◆ YOUR OBJECTIVE: Please give the listing again in its entirety, exactly as written.
....................
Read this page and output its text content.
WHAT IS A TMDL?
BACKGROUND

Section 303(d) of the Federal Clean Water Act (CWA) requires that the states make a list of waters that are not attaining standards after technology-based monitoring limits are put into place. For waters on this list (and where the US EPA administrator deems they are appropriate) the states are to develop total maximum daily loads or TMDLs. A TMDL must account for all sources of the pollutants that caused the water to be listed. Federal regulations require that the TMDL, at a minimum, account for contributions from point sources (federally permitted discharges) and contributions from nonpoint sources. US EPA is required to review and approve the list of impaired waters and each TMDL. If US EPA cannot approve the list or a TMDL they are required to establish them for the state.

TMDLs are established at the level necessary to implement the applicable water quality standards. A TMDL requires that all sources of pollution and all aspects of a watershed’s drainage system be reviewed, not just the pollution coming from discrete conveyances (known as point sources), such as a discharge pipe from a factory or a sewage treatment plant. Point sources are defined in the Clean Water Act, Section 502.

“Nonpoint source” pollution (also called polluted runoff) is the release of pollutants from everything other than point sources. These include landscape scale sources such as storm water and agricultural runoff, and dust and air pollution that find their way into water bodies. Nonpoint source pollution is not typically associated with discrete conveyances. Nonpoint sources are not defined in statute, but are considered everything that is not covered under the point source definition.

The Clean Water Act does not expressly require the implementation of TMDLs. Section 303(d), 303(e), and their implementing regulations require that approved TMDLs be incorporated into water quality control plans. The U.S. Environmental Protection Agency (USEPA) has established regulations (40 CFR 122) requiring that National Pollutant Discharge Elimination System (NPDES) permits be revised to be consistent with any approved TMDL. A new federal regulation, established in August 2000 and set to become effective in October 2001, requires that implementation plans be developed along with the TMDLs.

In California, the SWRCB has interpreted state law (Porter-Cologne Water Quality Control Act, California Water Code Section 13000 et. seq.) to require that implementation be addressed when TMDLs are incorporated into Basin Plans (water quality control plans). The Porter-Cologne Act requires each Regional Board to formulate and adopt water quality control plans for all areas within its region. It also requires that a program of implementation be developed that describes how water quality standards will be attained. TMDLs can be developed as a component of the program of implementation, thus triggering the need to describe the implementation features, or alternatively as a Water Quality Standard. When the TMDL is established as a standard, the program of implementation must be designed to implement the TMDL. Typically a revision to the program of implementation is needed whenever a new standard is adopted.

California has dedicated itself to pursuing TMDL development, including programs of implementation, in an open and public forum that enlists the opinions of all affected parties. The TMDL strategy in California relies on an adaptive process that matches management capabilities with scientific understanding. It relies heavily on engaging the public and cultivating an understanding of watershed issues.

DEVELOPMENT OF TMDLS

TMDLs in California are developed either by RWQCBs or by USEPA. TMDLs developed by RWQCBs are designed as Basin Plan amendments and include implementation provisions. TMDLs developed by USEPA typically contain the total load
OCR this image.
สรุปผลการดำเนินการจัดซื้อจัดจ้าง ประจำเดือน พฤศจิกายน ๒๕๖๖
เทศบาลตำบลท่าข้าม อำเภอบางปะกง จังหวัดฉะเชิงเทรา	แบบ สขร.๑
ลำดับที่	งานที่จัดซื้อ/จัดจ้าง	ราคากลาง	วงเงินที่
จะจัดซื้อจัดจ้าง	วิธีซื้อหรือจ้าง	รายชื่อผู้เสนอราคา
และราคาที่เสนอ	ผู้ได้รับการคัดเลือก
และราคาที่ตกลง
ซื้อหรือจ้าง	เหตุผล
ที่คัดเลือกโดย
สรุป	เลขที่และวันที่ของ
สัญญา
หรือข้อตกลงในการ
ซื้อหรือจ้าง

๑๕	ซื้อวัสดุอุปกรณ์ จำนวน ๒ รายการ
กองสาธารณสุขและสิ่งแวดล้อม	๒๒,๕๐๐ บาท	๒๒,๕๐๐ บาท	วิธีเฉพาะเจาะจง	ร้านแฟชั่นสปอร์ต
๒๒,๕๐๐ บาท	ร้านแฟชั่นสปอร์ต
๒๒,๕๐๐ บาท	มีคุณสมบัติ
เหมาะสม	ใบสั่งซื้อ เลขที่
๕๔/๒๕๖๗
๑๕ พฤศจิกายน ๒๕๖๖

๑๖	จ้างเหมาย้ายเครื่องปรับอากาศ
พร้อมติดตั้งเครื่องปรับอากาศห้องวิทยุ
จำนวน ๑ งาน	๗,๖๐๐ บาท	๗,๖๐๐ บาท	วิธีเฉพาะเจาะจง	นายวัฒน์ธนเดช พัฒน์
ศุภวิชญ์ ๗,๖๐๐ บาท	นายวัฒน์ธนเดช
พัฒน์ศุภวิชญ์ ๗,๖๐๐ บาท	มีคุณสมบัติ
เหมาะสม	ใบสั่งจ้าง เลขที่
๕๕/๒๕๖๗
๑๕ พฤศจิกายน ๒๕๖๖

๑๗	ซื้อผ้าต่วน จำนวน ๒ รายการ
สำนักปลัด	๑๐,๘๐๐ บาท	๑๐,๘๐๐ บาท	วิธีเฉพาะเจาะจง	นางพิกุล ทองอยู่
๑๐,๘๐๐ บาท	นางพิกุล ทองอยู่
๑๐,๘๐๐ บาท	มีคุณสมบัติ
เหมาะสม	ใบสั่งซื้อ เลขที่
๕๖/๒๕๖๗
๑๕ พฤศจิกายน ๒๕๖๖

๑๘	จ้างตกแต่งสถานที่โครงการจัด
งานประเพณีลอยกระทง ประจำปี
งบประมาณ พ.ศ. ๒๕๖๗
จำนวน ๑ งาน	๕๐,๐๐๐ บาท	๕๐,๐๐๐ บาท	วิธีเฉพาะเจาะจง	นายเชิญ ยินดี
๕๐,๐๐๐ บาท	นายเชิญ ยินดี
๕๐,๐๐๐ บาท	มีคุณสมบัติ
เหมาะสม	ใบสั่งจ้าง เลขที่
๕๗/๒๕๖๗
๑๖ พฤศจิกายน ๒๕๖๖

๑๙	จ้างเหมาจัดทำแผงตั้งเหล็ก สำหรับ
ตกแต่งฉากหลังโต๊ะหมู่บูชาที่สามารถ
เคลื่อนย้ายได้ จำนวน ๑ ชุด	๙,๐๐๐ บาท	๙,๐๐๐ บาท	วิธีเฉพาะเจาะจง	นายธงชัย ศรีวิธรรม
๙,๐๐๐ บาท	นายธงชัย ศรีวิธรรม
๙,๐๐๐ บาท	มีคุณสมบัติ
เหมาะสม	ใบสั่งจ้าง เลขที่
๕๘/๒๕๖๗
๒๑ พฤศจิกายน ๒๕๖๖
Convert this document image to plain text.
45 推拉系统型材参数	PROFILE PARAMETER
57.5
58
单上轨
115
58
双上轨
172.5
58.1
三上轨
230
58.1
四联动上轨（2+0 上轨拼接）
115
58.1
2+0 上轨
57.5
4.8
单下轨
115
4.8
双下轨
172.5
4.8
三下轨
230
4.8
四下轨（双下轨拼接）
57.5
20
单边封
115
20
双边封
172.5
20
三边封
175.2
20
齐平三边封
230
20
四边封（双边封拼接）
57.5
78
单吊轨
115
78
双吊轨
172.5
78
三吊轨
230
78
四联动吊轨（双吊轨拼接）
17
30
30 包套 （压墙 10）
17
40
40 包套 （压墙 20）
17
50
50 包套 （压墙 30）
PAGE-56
....................
◆ THE RESULT:
Read this page and output its text content.
WHAT IS A TMDL?
BACKGROUND

Section 303(d) of the Federal Clean Water Act (CWA) requires that the states make a list of waters that are not attaining standards after technology-based monitoring limits are put into place. For waters on this list (and where the US EPA administrator deems they are appropriate) the states are to develop total maximum daily loads or TMDLs. A TMDL must account for all sources of the pollutants that caused the water to be listed. Federal regulations require that the TMDL, at a minimum, account for contributions from point sources (federally permitted discharges) and contributions from nonpoint sources. US EPA is required to review and approve the list of impaired waters and each TMDL. If US EPA cannot approve the list or a TMDL they are required to establish them for the state.

TMDLs are established at the level necessary to implement the applicable water quality standards. A TMDL requires that all sources of pollution and all aspects of a watershed’s drainage system be reviewed, not just the pollution coming from discrete conveyances (known as point sources), such as a discharge pipe from a factory or a sewage treatment plant. Point sources are defined in the Clean Water Act, Section 502.

“Nonpoint source” pollution (also called polluted runoff) is the release of pollutants from everything other than point sources. These include landscape scale sources such as storm water and agricultural runoff, and dust and air pollution that find their way into water bodies. Nonpoint source pollution is not typically associated with discrete conveyances. Nonpoint sources are not defined in statute, but are considered everything that is not covered under the point source definition.

The Clean Water Act does not expressly require the implementation of TMDLs. Section 303(d), 303(e), and their implementing regulations require that approved TMDLs be incorporated into water quality control plans. The U.S. Environmental Protection Agency (USEPA) has established regulations (40 CFR 122) requiring that National Pollutant Discharge Elimination System (NPDES) permits be revised to be consistent with any approved TMDL. A new federal regulation, established in August 2000 and set to become effective in October 2001, requires that implementation plans be developed along with the TMDLs.

In California, the SWRCB has interpreted state law (Porter-Cologne Water Quality Control Act, California Water Code Section 13000 et. seq.) to require that implementation be addressed when TMDLs are incorporated into Basin Plans (water quality control plans). The Porter-Cologne Act requires each Regional Board to formulate and adopt water quality control plans for all areas within its region. It also requires that a program of implementation be developed that describes how water quality standards will be attained. TMDLs can be developed as a component of the program of implementation, thus triggering the need to describe the implementation features, or alternatively as a Water Quality Standard. When the TMDL is established as a standard, the program of implementation must be designed to implement the TMDL. Typically a revision to the program of implementation is needed whenever a new standard is adopted.

California has dedicated itself to pursuing TMDL development, including programs of implementation, in an open and public forum that enlists the opinions of all affected parties. The TMDL strategy in California relies on an adaptive process that matches management capabilities with scientific understanding. It relies heavily on engaging the public and cultivating an understanding of watershed issues.

DEVELOPMENT OF TMDLS

TMDLs in California are developed either by RWQCBs or by USEPA. TMDLs developed by RWQCBs are designed as Basin Plan amendments and include implementation provisions. TMDLs developed by USEPA typically contain the total load
OCR this image.
สรุปผลการดำเนินการจัดซื้อจัดจ้าง ประจำเดือน พฤศจิกายน ๒๕๖๖
เทศบาลตำบลท่าข้าม อำเภอบางปะกง จังหวัดฉะเชิงเทรา	แบบ สขร.๑
ลำดับที่	งานที่จัดซื้อ/จัดจ้าง	ราคากลาง	วงเงินที่
จะจัดซื้อจัดจ้าง	วิธีซื้อหรือจ้าง	รายชื่อผู้เสนอราคา
และราคาที่เสนอ	ผู้ได้รับการคัดเลือก
และราคาที่ตกลง
ซื้อหรือจ้าง	เหตุผล
ที่คัดเลือกโดย
สรุป	เลขที่และวันที่ของ
สัญญา
หรือข้อตกลงในการ
ซื้อหรือจ้าง

๑๕	ซื้อวัสดุอุปกรณ์ จำนวน ๒ รายการ
กองสาธารณสุขและสิ่งแวดล้อม	๒๒,๕๐๐ บาท	๒๒,๕๐๐ บาท	วิธีเฉพาะเจาะจง	ร้านแฟชั่นสปอร์ต
๒๒,๕๐๐ บาท	ร้านแฟชั่นสปอร์ต
๒๒,๕๐๐ บาท	มีคุณสมบัติ
เหมาะสม	ใบสั่งซื้อ เลขที่
๕๔/๒๕๖๗
๑๕ พฤศจิกายน ๒๕๖๖

๑๖	จ้างเหมาย้ายเครื่องปรับอากาศ
พร้อมติดตั้งเครื่องปรับอากาศห้องวิทยุ
จำนวน ๑ งาน	๗,๖๐๐ บาท	๗,๖๐๐ บาท	วิธีเฉพาะเจาะจง	นายวัฒน์ธนเดช พัฒน์
ศุภวิชญ์ ๗,๖๐๐ บาท	นายวัฒน์ธนเดช
พัฒน์ศุภวิชญ์ ๗,๖๐๐ บาท	มีคุณสมบัติ
เหมาะสม	ใบสั่งจ้าง เลขที่
๕๕/๒๕๖๗
๑๕ พฤศจิกายน ๒๕๖๖

๑๗	ซื้อผ้าต่วน จำนวน ๒ รายการ
สำนักปลัด	๑๐,๘๐๐ บาท	๑๐,๘๐๐ บาท	วิธีเฉพาะเจาะจง	นางพิกุล ทองอยู่
๑๐,๘๐๐ บาท	นางพิกุล ทองอยู่
๑๐,๘๐๐ บาท	มีคุณสมบัติ
เหมาะสม	ใบสั่งซื้อ เลขที่
๕๖/๒๕๖๗
๑๕ พฤศจิกายน ๒๕๖๖

๑๘	จ้างตกแต่งสถานที่โครงการจัด
งานประเพณีลอยกระทง ประจำปี
งบประมาณ พ.ศ. ๒๕๖๗
จำนวน ๑ งาน	๕๐,๐๐๐ บาท	๕๐,๐๐๐ บาท	วิธีเฉพาะเจาะจง	นายเชิญ ยินดี
๕๐,๐๐๐ บาท	นายเชิญ ยินดี
๕๐,๐๐๐ บาท	มีคุณสมบัติ
เหมาะสม	ใบสั่งจ้าง เลขที่
๕๗/๒๕๖๗
๑๖ พฤศจิกายน ๒๕๖๖

๑๙	จ้างเหมาจัดทำแผงตั้งเหล็ก สำหรับ
ตกแต่งฉากหลังโต๊ะหมู่บูชาที่สามารถ
เคลื่อนย้ายได้ จำนวน ๑ ชุด	๙,๐๐๐ บาท	๙,๐๐๐ บาท	วิธีเฉพาะเจาะจง	นายธงชัย ศรีวิธรรม
๙,๐๐๐ บาท	นายธงชัย ศรีวิธรรม
๙,๐๐๐ บาท	มีคุณสมบัติ
เหมาะสม	ใบสั่งจ้าง เลขที่
๕๘/๒๕๖๗
๒๑ พฤศจิกายน ๒๕๖๖
Convert this document image to plain text.
45 推拉系统型材参数	PROFILE PARAMETER
57.5
58
单上轨
115
58
双上轨
172.5
58.1
三上轨
230
58.1
四联动上轨（2+0 上轨拼接）
115
58.1
2+0 上轨
57.5
4.8
单下轨
115
4.8
双下轨
172.5
4.8
三下轨
230
4.8
四下轨（双下轨拼接）
57.5
20
单边封
115
20
双边封
172.5
20
三边封
175.2
20
齐平三边封
230
20
四边封（双边封拼接）
57.5
78
单吊轨
115
78
双吊轨
172.5
78
三吊轨
230
78
四联动吊轨（双吊轨拼接）
17
30
30 包套 （压墙 10）
17
40
40 包套 （压墙 20）
17
50
50 包套 （压墙 30）
PAGE-56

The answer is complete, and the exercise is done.